--- START OF Data for the task ---
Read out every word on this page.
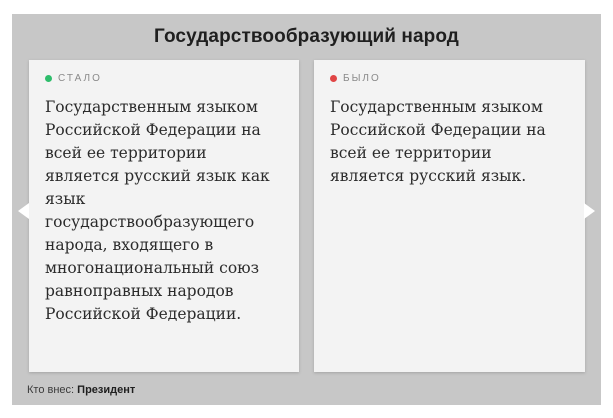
Государствообразующий народ
СТАЛО

Государственным языком Российской Федерации на всей ее территории является русский язык как язык государствообразующего народа, входящего в многонациональный союз равноправных народов Российской Федерации.

БЫЛО

Государственным языком Российской Федерации на всей ее территории является русский язык.

Кто внес: Президент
--- END OF Data for the task ---
- _Work to do_
Repeat each entry exactly as given; no pictures belong in the copy.

- _Solution for this problem_
Read out every word on this page.
Государствообразующий народ
СТАЛО

Государственным языком Российской Федерации на всей ее территории является русский язык как язык государствообразующего народа, входящего в многонациональный союз равноправных народов Российской Федерации.

БЫЛО

Государственным языком Российской Федерации на всей ее территории является русский язык.

Кто внес: Президент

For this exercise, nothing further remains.